# Stated task
Give back the whole listing exactly as shown.

# Material for the task
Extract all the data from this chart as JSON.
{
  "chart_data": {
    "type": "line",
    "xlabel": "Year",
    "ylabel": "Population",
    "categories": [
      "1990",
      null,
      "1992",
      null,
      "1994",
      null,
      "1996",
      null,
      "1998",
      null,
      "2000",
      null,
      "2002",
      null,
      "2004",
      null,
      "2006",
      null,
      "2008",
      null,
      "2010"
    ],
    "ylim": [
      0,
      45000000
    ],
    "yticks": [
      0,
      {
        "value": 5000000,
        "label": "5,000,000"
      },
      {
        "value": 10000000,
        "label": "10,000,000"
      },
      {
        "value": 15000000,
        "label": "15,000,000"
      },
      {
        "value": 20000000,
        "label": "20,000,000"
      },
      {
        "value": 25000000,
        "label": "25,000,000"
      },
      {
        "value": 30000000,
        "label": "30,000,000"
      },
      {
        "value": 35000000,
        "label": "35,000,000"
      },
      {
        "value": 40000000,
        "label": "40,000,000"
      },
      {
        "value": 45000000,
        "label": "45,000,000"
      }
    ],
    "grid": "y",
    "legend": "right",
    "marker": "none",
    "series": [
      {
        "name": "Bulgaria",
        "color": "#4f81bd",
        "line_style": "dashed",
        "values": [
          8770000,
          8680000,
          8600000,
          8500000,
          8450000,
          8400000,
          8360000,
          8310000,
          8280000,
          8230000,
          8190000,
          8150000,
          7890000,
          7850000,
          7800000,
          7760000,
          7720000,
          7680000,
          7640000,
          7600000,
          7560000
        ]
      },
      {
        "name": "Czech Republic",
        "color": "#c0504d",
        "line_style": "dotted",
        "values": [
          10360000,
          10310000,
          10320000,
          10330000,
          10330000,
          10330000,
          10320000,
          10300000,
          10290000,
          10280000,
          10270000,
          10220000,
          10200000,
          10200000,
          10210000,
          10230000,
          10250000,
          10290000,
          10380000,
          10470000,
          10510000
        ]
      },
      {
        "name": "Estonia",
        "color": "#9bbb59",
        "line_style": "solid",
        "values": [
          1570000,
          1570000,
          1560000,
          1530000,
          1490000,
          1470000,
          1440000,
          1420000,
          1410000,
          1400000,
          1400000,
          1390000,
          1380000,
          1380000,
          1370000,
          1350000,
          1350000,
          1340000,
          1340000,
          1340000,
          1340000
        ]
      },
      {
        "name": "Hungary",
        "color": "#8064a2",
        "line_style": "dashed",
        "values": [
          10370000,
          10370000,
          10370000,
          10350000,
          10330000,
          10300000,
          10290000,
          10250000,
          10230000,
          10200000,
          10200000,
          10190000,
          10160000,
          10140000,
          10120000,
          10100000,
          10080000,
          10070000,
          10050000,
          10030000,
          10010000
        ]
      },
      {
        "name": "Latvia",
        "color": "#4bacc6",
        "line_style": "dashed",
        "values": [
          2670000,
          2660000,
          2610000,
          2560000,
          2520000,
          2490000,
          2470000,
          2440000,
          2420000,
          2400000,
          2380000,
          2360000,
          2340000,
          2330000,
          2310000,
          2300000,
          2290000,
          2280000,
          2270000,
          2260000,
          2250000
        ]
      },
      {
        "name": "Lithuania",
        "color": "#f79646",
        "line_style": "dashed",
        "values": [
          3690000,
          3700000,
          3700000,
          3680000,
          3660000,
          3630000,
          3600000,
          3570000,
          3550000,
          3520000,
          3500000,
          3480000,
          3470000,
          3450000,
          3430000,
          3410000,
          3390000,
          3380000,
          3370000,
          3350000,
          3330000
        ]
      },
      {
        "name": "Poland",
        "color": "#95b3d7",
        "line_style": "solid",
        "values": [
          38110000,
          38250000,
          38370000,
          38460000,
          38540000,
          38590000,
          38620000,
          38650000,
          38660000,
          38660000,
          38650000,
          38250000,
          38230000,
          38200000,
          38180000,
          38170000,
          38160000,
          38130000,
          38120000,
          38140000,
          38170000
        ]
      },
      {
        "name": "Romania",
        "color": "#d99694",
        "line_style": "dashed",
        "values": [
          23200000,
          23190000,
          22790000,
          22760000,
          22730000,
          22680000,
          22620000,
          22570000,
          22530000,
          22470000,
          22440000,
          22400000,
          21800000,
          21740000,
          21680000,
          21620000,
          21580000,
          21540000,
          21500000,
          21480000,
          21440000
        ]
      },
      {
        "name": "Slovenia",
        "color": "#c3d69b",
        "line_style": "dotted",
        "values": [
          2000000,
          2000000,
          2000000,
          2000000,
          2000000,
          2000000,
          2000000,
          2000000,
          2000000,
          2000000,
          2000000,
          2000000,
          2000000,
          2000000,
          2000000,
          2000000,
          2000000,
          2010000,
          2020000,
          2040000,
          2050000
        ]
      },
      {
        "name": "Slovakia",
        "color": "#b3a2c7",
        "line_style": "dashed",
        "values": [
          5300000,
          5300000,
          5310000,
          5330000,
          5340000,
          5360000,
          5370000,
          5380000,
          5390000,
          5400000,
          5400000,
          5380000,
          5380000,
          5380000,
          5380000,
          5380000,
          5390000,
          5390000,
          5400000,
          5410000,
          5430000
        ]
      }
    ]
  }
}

# Result
Extract all the data from this chart as JSON.
{
  "chart_data": {
    "type": "line",
    "xlabel": "Year",
    "ylabel": "Population",
    "categories": [
      "1990",
      null,
      "1992",
      null,
      "1994",
      null,
      "1996",
      null,
      "1998",
      null,
      "2000",
      null,
      "2002",
      null,
      "2004",
      null,
      "2006",
      null,
      "2008",
      null,
      "2010"
    ],
    "ylim": [
      0,
      45000000
    ],
    "yticks": [
      0,
      {
        "value": 5000000,
        "label": "5,000,000"
      },
      {
        "value": 10000000,
        "label": "10,000,000"
      },
      {
        "value": 15000000,
        "label": "15,000,000"
      },
      {
        "value": 20000000,
        "label": "20,000,000"
      },
      {
        "value": 25000000,
        "label": "25,000,000"
      },
      {
        "value": 30000000,
        "label": "30,000,000"
      },
      {
        "value": 35000000,
        "label": "35,000,000"
      },
      {
        "value": 40000000,
        "label": "40,000,000"
      },
      {
        "value": 45000000,
        "label": "45,000,000"
      }
    ],
    "grid": "y",
    "legend": "right",
    "marker": "none",
    "series": [
      {
        "name": "Bulgaria",
        "color": "#4f81bd",
        "line_style": "dashed",
        "values": [
          8770000,
          8680000,
          8600000,
          8500000,
          8450000,
          8400000,
          8360000,
          8310000,
          8280000,
          8230000,
          8190000,
          8150000,
          7890000,
          7850000,
          7800000,
          7760000,
          7720000,
          7680000,
          7640000,
          7600000,
          7560000
        ]
      },
      {
        "name": "Czech Republic",
        "color": "#c0504d",
        "line_style": "dotted",
        "values": [
          10360000,
          10310000,
          10320000,
          10330000,
          10330000,
          10330000,
          10320000,
          10300000,
          10290000,
          10280000,
          10270000,
          10220000,
          10200000,
          10200000,
          10210000,
          10230000,
          10250000,
          10290000,
          10380000,
          10470000,
          10510000
        ]
      },
      {
        "name": "Estonia",
        "color": "#9bbb59",
        "line_style": "solid",
        "values": [
          1570000,
          1570000,
          1560000,
          1530000,
          1490000,
          1470000,
          1440000,
          1420000,
          1410000,
          1400000,
          1400000,
          1390000,
          1380000,
          1380000,
          1370000,
          1350000,
          1350000,
          1340000,
          1340000,
          1340000,
          1340000
        ]
      },
      {
        "name": "Hungary",
        "color": "#8064a2",
        "line_style": "dashed",
        "values": [
          10370000,
          10370000,
          10370000,
          10350000,
          10330000,
          10300000,
          10290000,
          10250000,
          10230000,
          10200000,
          10200000,
          10190000,
          10160000,
          10140000,
          10120000,
          10100000,
          10080000,
          10070000,
          10050000,
          10030000,
          10010000
        ]
      },
      {
        "name": "Latvia",
        "color": "#4bacc6",
        "line_style": "dashed",
        "values": [
          2670000,
          2660000,
          2610000,
          2560000,
          2520000,
          2490000,
          2470000,
          2440000,
          2420000,
          2400000,
          2380000,
          2360000,
          2340000,
          2330000,
          2310000,
          2300000,
          2290000,
          2280000,
          2270000,
          2260000,
          2250000
        ]
      },
      {
        "name": "Lithuania",
        "color": "#f79646",
        "line_style": "dashed",
        "values": [
          3690000,
          3700000,
          3700000,
          3680000,
          3660000,
          3630000,
          3600000,
          3570000,
          3550000,
          3520000,
          3500000,
          3480000,
          3470000,
          3450000,
          3430000,
          3410000,
          3390000,
          3380000,
          3370000,
          3350000,
          3330000
        ]
      },
      {
        "name": "Poland",
        "color": "#95b3d7",
        "line_style": "solid",
        "values": [
          38110000,
          38250000,
          38370000,
          38460000,
          38540000,
          38590000,
          38620000,
          38650000,
          38660000,
          38660000,
          38650000,
          38250000,
          38230000,
          38200000,
          38180000,
          38170000,
          38160000,
          38130000,
          38120000,
          38140000,
          38170000
        ]
      },
      {
        "name": "Romania",
        "color": "#d99694",
        "line_style": "dashed",
        "values": [
          23200000,
          23190000,
          22790000,
          22760000,
          22730000,
          22680000,
          22620000,
          22570000,
          22530000,
          22470000,
          22440000,
          22400000,
          21800000,
          21740000,
          21680000,
          21620000,
          21580000,
          21540000,
          21500000,
          21480000,
          21440000
        ]
      },
      {
        "name": "Slovenia",
        "color": "#c3d69b",
        "line_style": "dotted",
        "values": [
          2000000,
          2000000,
          2000000,
          2000000,
          2000000,
          2000000,
          2000000,
          2000000,
          2000000,
          2000000,
          2000000,
          2000000,
          2000000,
          2000000,
          2000000,
          2000000,
          2000000,
          2010000,
          2020000,
          2040000,
          2050000
        ]
      },
      {
        "name": "Slovakia",
        "color": "#b3a2c7",
        "line_style": "dashed",
        "values": [
          5300000,
          5300000,
          5310000,
          5330000,
          5340000,
          5360000,
          5370000,
          5380000,
          5390000,
          5400000,
          5400000,
          5380000,
          5380000,
          5380000,
          5380000,
          5380000,
          5390000,
          5390000,
          5400000,
          5410000,
          5430000
        ]
      }
    ]
  }
}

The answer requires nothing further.